* Begin Data records *
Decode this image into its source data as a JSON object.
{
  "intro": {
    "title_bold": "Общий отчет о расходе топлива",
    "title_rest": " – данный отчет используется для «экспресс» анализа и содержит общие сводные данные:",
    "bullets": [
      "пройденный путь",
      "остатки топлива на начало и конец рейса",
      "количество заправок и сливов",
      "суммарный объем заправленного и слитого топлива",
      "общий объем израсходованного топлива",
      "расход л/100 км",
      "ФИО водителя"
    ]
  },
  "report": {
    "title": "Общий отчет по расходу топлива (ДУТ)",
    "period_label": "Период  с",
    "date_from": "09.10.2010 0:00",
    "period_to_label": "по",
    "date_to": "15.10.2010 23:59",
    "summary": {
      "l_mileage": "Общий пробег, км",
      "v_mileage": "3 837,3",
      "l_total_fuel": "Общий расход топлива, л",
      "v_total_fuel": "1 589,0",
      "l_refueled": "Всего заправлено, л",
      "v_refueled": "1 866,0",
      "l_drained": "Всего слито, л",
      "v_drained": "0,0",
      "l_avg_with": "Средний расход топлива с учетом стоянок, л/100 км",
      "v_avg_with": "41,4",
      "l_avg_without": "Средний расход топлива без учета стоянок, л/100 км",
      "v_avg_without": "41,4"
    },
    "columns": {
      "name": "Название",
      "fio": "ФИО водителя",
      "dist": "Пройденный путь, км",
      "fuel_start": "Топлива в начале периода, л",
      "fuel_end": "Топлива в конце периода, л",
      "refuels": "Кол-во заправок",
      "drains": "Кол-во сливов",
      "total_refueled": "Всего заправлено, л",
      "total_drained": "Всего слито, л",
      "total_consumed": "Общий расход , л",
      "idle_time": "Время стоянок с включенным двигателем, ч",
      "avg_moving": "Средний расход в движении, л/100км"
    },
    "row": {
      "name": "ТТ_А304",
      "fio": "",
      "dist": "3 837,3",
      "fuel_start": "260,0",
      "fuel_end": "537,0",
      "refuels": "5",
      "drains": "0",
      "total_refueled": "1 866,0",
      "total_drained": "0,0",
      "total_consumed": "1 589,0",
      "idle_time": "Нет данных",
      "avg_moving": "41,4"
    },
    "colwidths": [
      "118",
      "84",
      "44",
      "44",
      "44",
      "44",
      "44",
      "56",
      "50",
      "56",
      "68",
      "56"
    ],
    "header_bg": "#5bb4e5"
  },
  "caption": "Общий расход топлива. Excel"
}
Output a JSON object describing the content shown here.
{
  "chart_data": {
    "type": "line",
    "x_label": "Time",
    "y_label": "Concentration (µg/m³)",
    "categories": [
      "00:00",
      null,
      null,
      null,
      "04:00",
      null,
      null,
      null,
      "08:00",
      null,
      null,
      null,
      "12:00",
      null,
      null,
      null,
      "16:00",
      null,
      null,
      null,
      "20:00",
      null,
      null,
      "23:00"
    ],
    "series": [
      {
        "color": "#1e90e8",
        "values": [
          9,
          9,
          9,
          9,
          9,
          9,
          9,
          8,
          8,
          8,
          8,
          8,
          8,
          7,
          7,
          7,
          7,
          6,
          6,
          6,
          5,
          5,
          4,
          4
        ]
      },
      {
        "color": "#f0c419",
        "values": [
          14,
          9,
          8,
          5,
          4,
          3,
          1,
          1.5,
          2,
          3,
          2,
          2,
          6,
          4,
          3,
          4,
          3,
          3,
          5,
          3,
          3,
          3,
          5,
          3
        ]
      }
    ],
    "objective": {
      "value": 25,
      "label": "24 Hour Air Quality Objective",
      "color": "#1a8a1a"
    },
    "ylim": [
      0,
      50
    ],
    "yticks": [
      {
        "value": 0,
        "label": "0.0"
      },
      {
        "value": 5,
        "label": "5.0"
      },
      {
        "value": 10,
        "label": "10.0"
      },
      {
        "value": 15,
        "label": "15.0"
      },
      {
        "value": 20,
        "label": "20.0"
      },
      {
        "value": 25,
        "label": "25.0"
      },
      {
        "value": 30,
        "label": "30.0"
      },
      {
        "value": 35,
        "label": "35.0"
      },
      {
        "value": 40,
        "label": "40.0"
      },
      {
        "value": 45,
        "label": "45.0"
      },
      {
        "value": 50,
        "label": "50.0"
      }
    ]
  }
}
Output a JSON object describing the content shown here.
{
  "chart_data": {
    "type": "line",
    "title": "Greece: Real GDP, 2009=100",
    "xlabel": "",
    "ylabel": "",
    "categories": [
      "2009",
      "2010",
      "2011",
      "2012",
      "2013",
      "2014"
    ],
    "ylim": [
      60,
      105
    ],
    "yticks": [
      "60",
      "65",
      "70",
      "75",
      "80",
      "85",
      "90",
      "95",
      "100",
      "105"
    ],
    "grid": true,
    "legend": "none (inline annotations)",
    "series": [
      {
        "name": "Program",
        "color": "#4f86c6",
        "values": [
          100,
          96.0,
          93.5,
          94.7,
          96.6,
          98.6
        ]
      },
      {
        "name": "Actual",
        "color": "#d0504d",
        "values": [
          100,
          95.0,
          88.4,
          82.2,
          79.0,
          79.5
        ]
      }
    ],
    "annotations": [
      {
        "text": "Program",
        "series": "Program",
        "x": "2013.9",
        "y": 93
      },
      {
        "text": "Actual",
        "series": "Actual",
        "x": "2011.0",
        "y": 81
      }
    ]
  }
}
* End Data records *
**Given request**.
Each line above that includes "сливов" should be shown.

**Output for this task**.
      "количество заправок и сливов",
      "drains": "Кол-во сливов",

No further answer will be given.